━━━ RECORD LIST

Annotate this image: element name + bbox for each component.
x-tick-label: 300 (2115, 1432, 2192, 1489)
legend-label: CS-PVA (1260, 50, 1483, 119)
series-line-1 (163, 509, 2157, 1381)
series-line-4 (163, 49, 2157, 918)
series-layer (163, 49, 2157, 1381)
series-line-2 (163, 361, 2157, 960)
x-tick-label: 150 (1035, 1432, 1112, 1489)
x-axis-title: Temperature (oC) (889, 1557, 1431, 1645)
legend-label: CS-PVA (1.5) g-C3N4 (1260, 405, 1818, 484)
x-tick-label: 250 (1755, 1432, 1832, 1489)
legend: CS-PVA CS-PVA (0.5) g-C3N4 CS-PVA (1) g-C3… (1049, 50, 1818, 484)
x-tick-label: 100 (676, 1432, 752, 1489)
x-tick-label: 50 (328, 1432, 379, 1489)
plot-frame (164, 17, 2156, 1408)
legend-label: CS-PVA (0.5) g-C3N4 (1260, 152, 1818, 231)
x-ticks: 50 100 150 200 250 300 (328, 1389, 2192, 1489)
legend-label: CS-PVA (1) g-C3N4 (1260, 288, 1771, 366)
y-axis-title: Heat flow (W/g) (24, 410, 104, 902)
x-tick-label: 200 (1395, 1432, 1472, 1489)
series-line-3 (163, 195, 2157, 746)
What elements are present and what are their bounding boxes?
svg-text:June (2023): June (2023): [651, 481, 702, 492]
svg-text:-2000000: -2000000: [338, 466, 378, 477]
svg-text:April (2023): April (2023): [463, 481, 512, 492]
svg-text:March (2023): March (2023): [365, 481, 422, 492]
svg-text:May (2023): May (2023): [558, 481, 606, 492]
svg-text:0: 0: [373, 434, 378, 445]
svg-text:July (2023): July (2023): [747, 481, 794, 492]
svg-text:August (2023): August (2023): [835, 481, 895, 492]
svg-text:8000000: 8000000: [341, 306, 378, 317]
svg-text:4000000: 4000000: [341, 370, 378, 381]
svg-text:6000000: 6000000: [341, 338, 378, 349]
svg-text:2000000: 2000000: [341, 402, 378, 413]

━━━━━━

> REQUEST
Retype all of the data above line for line, keeping every character, number, and bracket unchanged.

> FULL RESPONSE
Annotate this image: element name + bbox for each component.
x-tick-label: 300 (2115, 1432, 2192, 1489)
legend-label: CS-PVA (1260, 50, 1483, 119)
series-line-1 (163, 509, 2157, 1381)
series-line-4 (163, 49, 2157, 918)
series-layer (163, 49, 2157, 1381)
series-line-2 (163, 361, 2157, 960)
x-tick-label: 150 (1035, 1432, 1112, 1489)
x-axis-title: Temperature (oC) (889, 1557, 1431, 1645)
legend-label: CS-PVA (1.5) g-C3N4 (1260, 405, 1818, 484)
x-tick-label: 250 (1755, 1432, 1832, 1489)
legend: CS-PVA CS-PVA (0.5) g-C3N4 CS-PVA (1) g-C3… (1049, 50, 1818, 484)
x-tick-label: 100 (676, 1432, 752, 1489)
x-tick-label: 50 (328, 1432, 379, 1489)
plot-frame (164, 17, 2156, 1408)
legend-label: CS-PVA (0.5) g-C3N4 (1260, 152, 1818, 231)
x-ticks: 50 100 150 200 250 300 (328, 1389, 2192, 1489)
legend-label: CS-PVA (1) g-C3N4 (1260, 288, 1771, 366)
y-axis-title: Heat flow (W/g) (24, 410, 104, 902)
x-tick-label: 200 (1395, 1432, 1472, 1489)
series-line-3 (163, 195, 2157, 746)
What elements are present and what are their bounding boxes?
svg-text:June (2023): June (2023): [651, 481, 702, 492]
svg-text:-2000000: -2000000: [338, 466, 378, 477]
svg-text:April (2023): April (2023): [463, 481, 512, 492]
svg-text:March (2023): March (2023): [365, 481, 422, 492]
svg-text:May (2023): May (2023): [558, 481, 606, 492]
svg-text:0: 0: [373, 434, 378, 445]
svg-text:July (2023): July (2023): [747, 481, 794, 492]
svg-text:August (2023): August (2023): [835, 481, 895, 492]
svg-text:8000000: 8000000: [341, 306, 378, 317]
svg-text:4000000: 4000000: [341, 370, 378, 381]
svg-text:6000000: 6000000: [341, 338, 378, 349]
svg-text:2000000: 2000000: [341, 402, 378, 413]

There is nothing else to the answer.